■ Stated exercise: All entries below need to be written out exactly, but without their pictures.

■ Extracted information:
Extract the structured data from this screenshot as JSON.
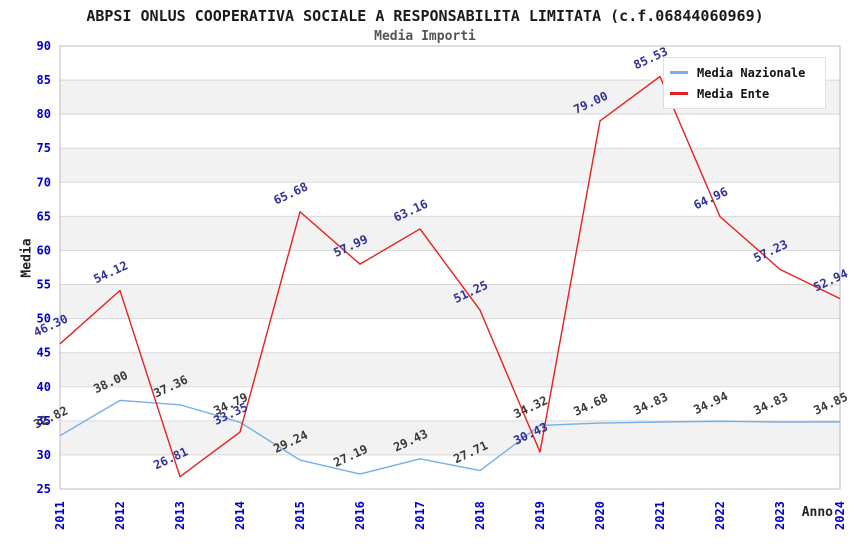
{
  "title": "ABPSI ONLUS COOPERATIVA SOCIALE A RESPONSABILITA LIMITATA (c.f.06844060969)",
  "subtitle": "Media Importi",
  "axes": {
    "y_label": "Media",
    "x_label": "Anno"
  },
  "colors": {
    "background": "#ffffff",
    "band_gray": "#f2f2f2",
    "gridline": "#d9d9d9",
    "plot_border": "#bcbcbc",
    "tick_label_blue": "#0000cd",
    "title_text": "#1a1a1a",
    "subtitle_text": "#555555",
    "axis_title_text": "#222222",
    "legend_text": "#111111",
    "nazionale_line": "#74b0e8",
    "ente_line": "#e62020",
    "nazionale_value_label": "#3a3a3a",
    "ente_value_label": "#32329b"
  },
  "chart_data": {
    "type": "line",
    "title": "Media Importi",
    "xlabel": "Anno",
    "ylabel": "Media",
    "x": [
      2011,
      2012,
      2013,
      2014,
      2015,
      2016,
      2017,
      2018,
      2019,
      2020,
      2021,
      2022,
      2023,
      2024
    ],
    "series": [
      {
        "name": "Media Nazionale",
        "color": "#74b0e8",
        "label_color": "#3a3a3a",
        "values": [
          32.82,
          38.0,
          37.36,
          34.79,
          29.24,
          27.19,
          29.43,
          27.71,
          34.32,
          34.68,
          34.83,
          34.94,
          34.83,
          34.85
        ]
      },
      {
        "name": "Media Ente",
        "color": "#e62020",
        "label_color": "#32329b",
        "values": [
          46.3,
          54.12,
          26.81,
          33.35,
          65.68,
          57.99,
          63.16,
          51.25,
          30.43,
          79.0,
          85.53,
          64.96,
          57.23,
          52.94
        ]
      }
    ],
    "ylim": [
      25,
      90
    ],
    "ytick_step": 5,
    "value_labels_decimals": 2,
    "grid": true,
    "band_pattern": "alternating horizontal gray/white bands every 5 units, 85-90 white",
    "legend_position": "top-right"
  }
}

■ Response for this exercise:
Extract the structured data from this screenshot as JSON.
{
  "title": "ABPSI ONLUS COOPERATIVA SOCIALE A RESPONSABILITA LIMITATA (c.f.06844060969)",
  "subtitle": "Media Importi",
  "axes": {
    "y_label": "Media",
    "x_label": "Anno"
  },
  "colors": {
    "background": "#ffffff",
    "band_gray": "#f2f2f2",
    "gridline": "#d9d9d9",
    "plot_border": "#bcbcbc",
    "tick_label_blue": "#0000cd",
    "title_text": "#1a1a1a",
    "subtitle_text": "#555555",
    "axis_title_text": "#222222",
    "legend_text": "#111111",
    "nazionale_line": "#74b0e8",
    "ente_line": "#e62020",
    "nazionale_value_label": "#3a3a3a",
    "ente_value_label": "#32329b"
  },
  "chart_data": {
    "type": "line",
    "title": "Media Importi",
    "xlabel": "Anno",
    "ylabel": "Media",
    "x": [
      2011,
      2012,
      2013,
      2014,
      2015,
      2016,
      2017,
      2018,
      2019,
      2020,
      2021,
      2022,
      2023,
      2024
    ],
    "series": [
      {
        "name": "Media Nazionale",
        "color": "#74b0e8",
        "label_color": "#3a3a3a",
        "values": [
          32.82,
          38.0,
          37.36,
          34.79,
          29.24,
          27.19,
          29.43,
          27.71,
          34.32,
          34.68,
          34.83,
          34.94,
          34.83,
          34.85
        ]
      },
      {
        "name": "Media Ente",
        "color": "#e62020",
        "label_color": "#32329b",
        "values": [
          46.3,
          54.12,
          26.81,
          33.35,
          65.68,
          57.99,
          63.16,
          51.25,
          30.43,
          79.0,
          85.53,
          64.96,
          57.23,
          52.94
        ]
      }
    ],
    "ylim": [
      25,
      90
    ],
    "ytick_step": 5,
    "value_labels_decimals": 2,
    "grid": true,
    "band_pattern": "alternating horizontal gray/white bands every 5 units, 85-90 white",
    "legend_position": "top-right"
  }
}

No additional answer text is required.